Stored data
------------
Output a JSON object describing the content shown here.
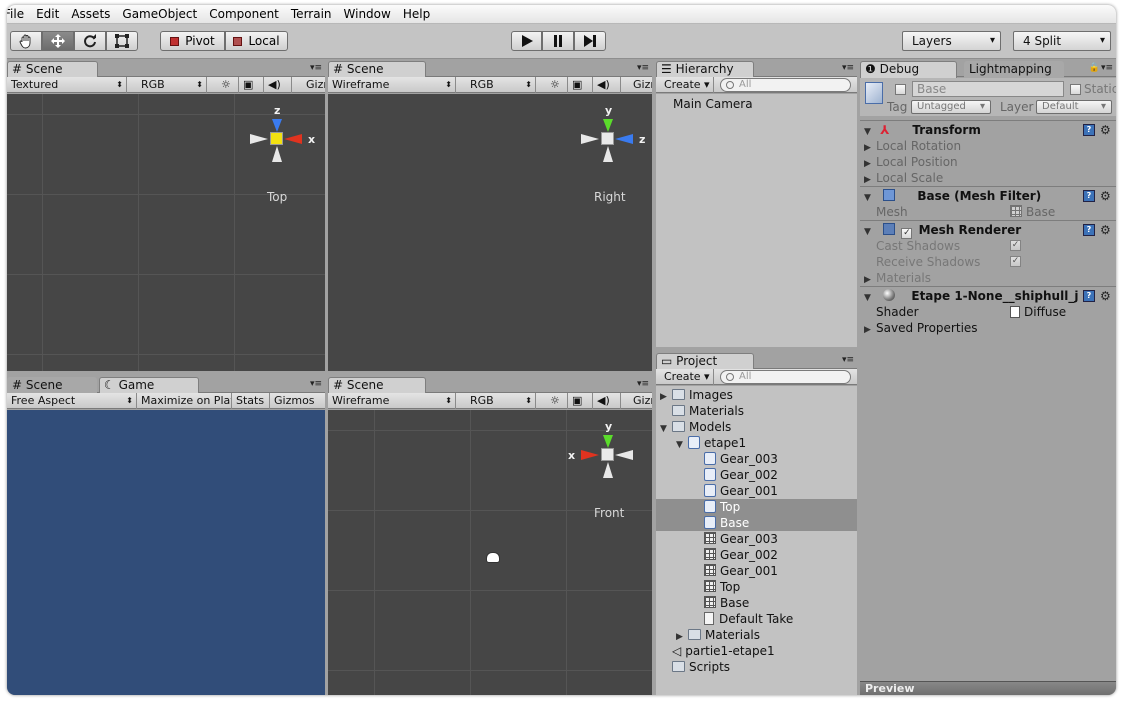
{
  "menu": [
    "File",
    "Edit",
    "Assets",
    "GameObject",
    "Component",
    "Terrain",
    "Window",
    "Help"
  ],
  "toolbar": {
    "tools": [
      "hand-icon",
      "move-icon",
      "rotate-icon",
      "scale-icon"
    ],
    "pivot_label": "Pivot",
    "local_label": "Local",
    "layers_label": "Layers",
    "layout_label": "4 Split"
  },
  "scene_top": {
    "tab": "Scene",
    "draw_mode": "Textured",
    "render_mode": "RGB",
    "gizmos": "Gizm",
    "axis_labels": {
      "up": "z",
      "right": "x"
    },
    "view_label": "Top"
  },
  "scene_right": {
    "tab": "Scene",
    "draw_mode": "Wireframe",
    "render_mode": "RGB",
    "gizmos": "Gizm",
    "axis_labels": {
      "up": "y",
      "right": "z"
    },
    "view_label": "Right"
  },
  "game": {
    "tabs": [
      "Scene",
      "Game"
    ],
    "aspect": "Free Aspect",
    "maximize": "Maximize on Play",
    "stats": "Stats",
    "gizmos": "Gizmos",
    "bg_color": "#314d79"
  },
  "scene_front": {
    "tab": "Scene",
    "draw_mode": "Wireframe",
    "render_mode": "RGB",
    "gizmos": "Gizm",
    "axis_labels": {
      "up": "y",
      "left": "x"
    },
    "view_label": "Front"
  },
  "hierarchy": {
    "tab": "Hierarchy",
    "create": "Create",
    "search_placeholder": "All",
    "items": [
      "Main Camera"
    ]
  },
  "project": {
    "tab": "Project",
    "create": "Create",
    "search_placeholder": "All",
    "items": [
      {
        "label": "Images",
        "icon": "folder-icon",
        "indent": 0,
        "arrow": "▶"
      },
      {
        "label": "Materials",
        "icon": "folder-icon",
        "indent": 0,
        "arrow": ""
      },
      {
        "label": "Models",
        "icon": "folder-icon",
        "indent": 0,
        "arrow": "▼"
      },
      {
        "label": "etape1",
        "icon": "model-icon",
        "indent": 1,
        "arrow": "▼"
      },
      {
        "label": "Gear_003",
        "icon": "model-icon",
        "indent": 2,
        "arrow": ""
      },
      {
        "label": "Gear_002",
        "icon": "model-icon",
        "indent": 2,
        "arrow": ""
      },
      {
        "label": "Gear_001",
        "icon": "model-icon",
        "indent": 2,
        "arrow": ""
      },
      {
        "label": "Top",
        "icon": "model-icon",
        "indent": 2,
        "arrow": "",
        "selected": true
      },
      {
        "label": "Base",
        "icon": "model-icon",
        "indent": 2,
        "arrow": "",
        "selected": true
      },
      {
        "label": "Gear_003",
        "icon": "mesh-icon",
        "indent": 2,
        "arrow": ""
      },
      {
        "label": "Gear_002",
        "icon": "mesh-icon",
        "indent": 2,
        "arrow": ""
      },
      {
        "label": "Gear_001",
        "icon": "mesh-icon",
        "indent": 2,
        "arrow": ""
      },
      {
        "label": "Top",
        "icon": "mesh-icon",
        "indent": 2,
        "arrow": ""
      },
      {
        "label": "Base",
        "icon": "mesh-icon",
        "indent": 2,
        "arrow": ""
      },
      {
        "label": "Default Take",
        "icon": "animation-icon",
        "indent": 2,
        "arrow": ""
      },
      {
        "label": "Materials",
        "icon": "folder-icon",
        "indent": 1,
        "arrow": "▶"
      },
      {
        "label": "partie1-etape1",
        "icon": "unity-scene-icon",
        "indent": 0,
        "arrow": ""
      },
      {
        "label": "Scripts",
        "icon": "folder-icon",
        "indent": 0,
        "arrow": ""
      }
    ]
  },
  "inspector": {
    "tabs": [
      "Debug",
      "Lightmapping"
    ],
    "object_name": "Base",
    "static_label": "Static",
    "tag_label": "Tag",
    "tag_value": "Untagged",
    "layer_label": "Layer",
    "layer_value": "Default",
    "transform": {
      "title": "Transform",
      "rows": [
        "Local Rotation",
        "Local Position",
        "Local Scale"
      ]
    },
    "mesh_filter": {
      "title": "Base (Mesh Filter)",
      "mesh_label": "Mesh",
      "mesh_value": "Base"
    },
    "mesh_renderer": {
      "title": "Mesh Renderer",
      "cast": "Cast Shadows",
      "receive": "Receive Shadows",
      "materials": "Materials"
    },
    "material": {
      "title": "Etape 1-None__shiphull_j",
      "shader_label": "Shader",
      "shader_value": "Diffuse",
      "saved": "Saved Properties"
    },
    "preview": "Preview"
  }
}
------------
**Exercise brief:** In the listing, find every line containing the word "Base" and list it.

**The completed task:**
        "label": "Base",
        "label": "Base",
    "object_name": "Base",
      "title": "Base (Mesh Filter)",
      "mesh_value": "Base"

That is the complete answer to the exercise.